◆ **Exercise prompt**: Please give back all the records exactly, but keep the pictures out.

# # #

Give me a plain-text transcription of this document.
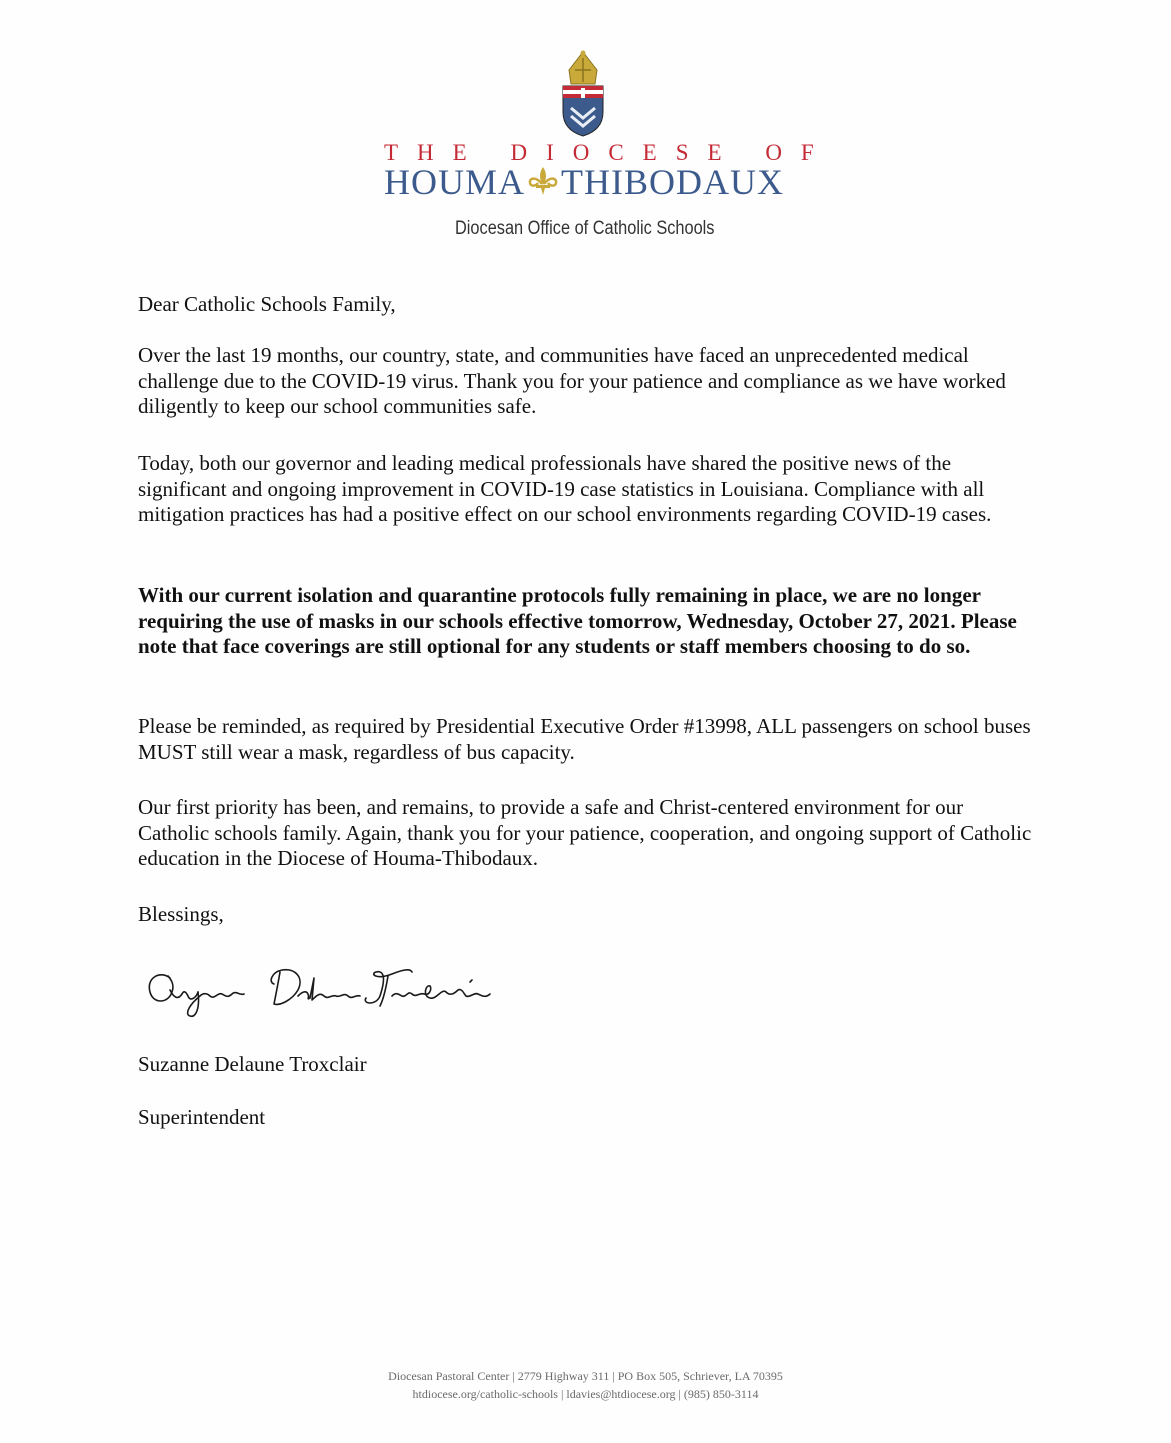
THE DIOCESE OF
HOUMA THIBODAUX
Diocesan Office of Catholic Schools

Dear Catholic Schools Family,

Over the last 19 months, our country, state, and communities have faced an unprecedented medical challenge due to the COVID-19 virus. Thank you for your patience and compliance as we have worked diligently to keep our school communities safe.

Today, both our governor and leading medical professionals have shared the positive news of the significant and ongoing improvement in COVID-19 case statistics in Louisiana. Compliance with all mitigation practices has had a positive effect on our school environments regarding COVID-19 cases.

With our current isolation and quarantine protocols fully remaining in place, we are no longer requiring the use of masks in our schools effective tomorrow, Wednesday, October 27, 2021. Please note that face coverings are still optional for any students or staff members choosing to do so.

Please be reminded, as required by Presidential Executive Order #13998, ALL passengers on school buses MUST still wear a mask, regardless of bus capacity.

Our first priority has been, and remains, to provide a safe and Christ-centered environment for our Catholic schools family. Again, thank you for your patience, cooperation, and ongoing support of Catholic education in the Diocese of Houma-Thibodaux.

Blessings,

Suzanne Delaune Troxclair

Superintendent

Diocesan Pastoral Center | 2779 Highway 311 | PO Box 505, Schriever, LA 70395
htdiocese.org/catholic-schools | ldavies@htdiocese.org | (985) 850-3114
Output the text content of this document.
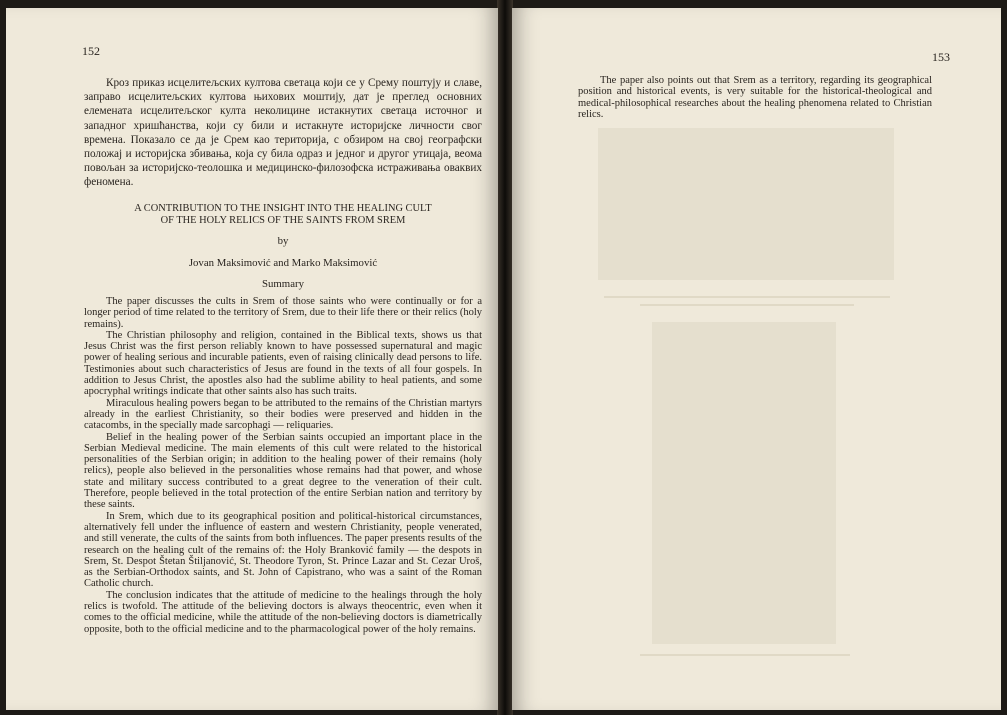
152

Кроз приказ исцелитељских култова светаца који се у Срему поштују и славе, заправо исцелитељских култова њихових моштију, дат је преглед основних елемената исцелитељског култа неколицине истакнутих светаца источног и западног хришћанства, који су били и истакнуте историјске личности свог времена. Показало се да је Срем као територија, с обзиром на свој географски положај и историјска збивања, која су била одраз и једног и другог утицаја, веома повољан за историјско-теолошка и медицинско-филозофска истраживања оваквих феномена.

A CONTRIBUTION TO THE INSIGHT INTO THE HEALING CULT
OF THE HOLY RELICS OF THE SAINTS FROM SREM

by

Jovan Maksimović and Marko Maksimović

Summary

The paper discusses the cults in Srem of those saints who were continually or for a longer period of time related to the territory of Srem, due to their life there or their relics (holy remains).

The Christian philosophy and religion, contained in the Biblical texts, shows us that Jesus Christ was the first person reliably known to have possessed supernatural and magic power of healing serious and incurable patients, even of raising clinically dead persons to life. Testimonies about such characteristics of Jesus are found in the texts of all four gospels. In addition to Jesus Christ, the apostles also had the sublime ability to heal patients, and some apocryphal writings indicate that other saints also has such traits.

Miraculous healing powers began to be attributed to the remains of the Christian martyrs already in the earliest Christianity, so their bodies were preserved and hidden in the catacombs, in the specially made sarcophagi — reliquaries.

Belief in the healing power of the Serbian saints occupied an important place in the Serbian Medieval medicine. The main elements of this cult were related to the historical personalities of the Serbian origin; in addition to the healing power of their remains (holy relics), people also believed in the personalities whose remains had that power, and whose state and military success contributed to a great degree to the veneration of their cult. Therefore, people believed in the total protection of the entire Serbian nation and territory by these saints.

In Srem, which due to its geographical position and political-historical circumstances, alternatively fell under the influence of eastern and western Christianity, people venerated, and still venerate, the cults of the saints from both influences. The paper presents results of the research on the healing cult of the remains of: the Holy Branković family — the despots in Srem, St. Despot Štetan Štiljanović, St. Theodore Tyron, St. Prince Lazar and St. Cezar Uroš, as the Serbian-Orthodox saints, and St. John of Capistrano, who was a saint of the Roman Catholic church.

The conclusion indicates that the attitude of medicine to the healings through the holy relics is twofold. The attitude of the believing doctors is always theocentric, even when it comes to the official medicine, while the attitude of the non-believing doctors is diametrically opposite, both to the official medicine and to the pharmacological power of the holy remains.

153

The paper also points out that Srem as a territory, regarding its geographical position and historical events, is very suitable for the historical-theological and medical-philosophical researches about the healing phenomena related to Christian relics.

# # #

◆ **Response area**:
Give me a plain-text transcription of this document.
THE DIOCESE OF
HOUMA THIBODAUX
Diocesan Office of Catholic Schools

Dear Catholic Schools Family,

Over the last 19 months, our country, state, and communities have faced an unprecedented medical challenge due to the COVID-19 virus. Thank you for your patience and compliance as we have worked diligently to keep our school communities safe.

Today, both our governor and leading medical professionals have shared the positive news of the significant and ongoing improvement in COVID-19 case statistics in Louisiana. Compliance with all mitigation practices has had a positive effect on our school environments regarding COVID-19 cases.

With our current isolation and quarantine protocols fully remaining in place, we are no longer requiring the use of masks in our schools effective tomorrow, Wednesday, October 27, 2021. Please note that face coverings are still optional for any students or staff members choosing to do so.

Please be reminded, as required by Presidential Executive Order #13998, ALL passengers on school buses MUST still wear a mask, regardless of bus capacity.

Our first priority has been, and remains, to provide a safe and Christ-centered environment for our Catholic schools family. Again, thank you for your patience, cooperation, and ongoing support of Catholic education in the Diocese of Houma-Thibodaux.

Blessings,

Suzanne Delaune Troxclair

Superintendent

Diocesan Pastoral Center | 2779 Highway 311 | PO Box 505, Schriever, LA 70395
htdiocese.org/catholic-schools | ldavies@htdiocese.org | (985) 850-3114
Output the text content of this document.
152

Кроз приказ исцелитељских култова светаца који се у Срему поштују и славе, заправо исцелитељских култова њихових моштију, дат је преглед основних елемената исцелитељског култа неколицине истакнутих светаца источног и западног хришћанства, који су били и истакнуте историјске личности свог времена. Показало се да је Срем као територија, с обзиром на свој географски положај и историјска збивања, која су била одраз и једног и другог утицаја, веома повољан за историјско-теолошка и медицинско-филозофска истраживања оваквих феномена.

A CONTRIBUTION TO THE INSIGHT INTO THE HEALING CULT
OF THE HOLY RELICS OF THE SAINTS FROM SREM

by

Jovan Maksimović and Marko Maksimović

Summary

The paper discusses the cults in Srem of those saints who were continually or for a longer period of time related to the territory of Srem, due to their life there or their relics (holy remains).

The Christian philosophy and religion, contained in the Biblical texts, shows us that Jesus Christ was the first person reliably known to have possessed supernatural and magic power of healing serious and incurable patients, even of raising clinically dead persons to life. Testimonies about such characteristics of Jesus are found in the texts of all four gospels. In addition to Jesus Christ, the apostles also had the sublime ability to heal patients, and some apocryphal writings indicate that other saints also has such traits.

Miraculous healing powers began to be attributed to the remains of the Christian martyrs already in the earliest Christianity, so their bodies were preserved and hidden in the catacombs, in the specially made sarcophagi — reliquaries.

Belief in the healing power of the Serbian saints occupied an important place in the Serbian Medieval medicine. The main elements of this cult were related to the historical personalities of the Serbian origin; in addition to the healing power of their remains (holy relics), people also believed in the personalities whose remains had that power, and whose state and military success contributed to a great degree to the veneration of their cult. Therefore, people believed in the total protection of the entire Serbian nation and territory by these saints.

In Srem, which due to its geographical position and political-historical circumstances, alternatively fell under the influence of eastern and western Christianity, people venerated, and still venerate, the cults of the saints from both influences. The paper presents results of the research on the healing cult of the remains of: the Holy Branković family — the despots in Srem, St. Despot Štetan Štiljanović, St. Theodore Tyron, St. Prince Lazar and St. Cezar Uroš, as the Serbian-Orthodox saints, and St. John of Capistrano, who was a saint of the Roman Catholic church.

The conclusion indicates that the attitude of medicine to the healings through the holy relics is twofold. The attitude of the believing doctors is always theocentric, even when it comes to the official medicine, while the attitude of the non-believing doctors is diametrically opposite, both to the official medicine and to the pharmacological power of the holy remains.

153

The paper also points out that Srem as a territory, regarding its geographical position and historical events, is very suitable for the historical-theological and medical-philosophical researches about the healing phenomena related to Christian relics.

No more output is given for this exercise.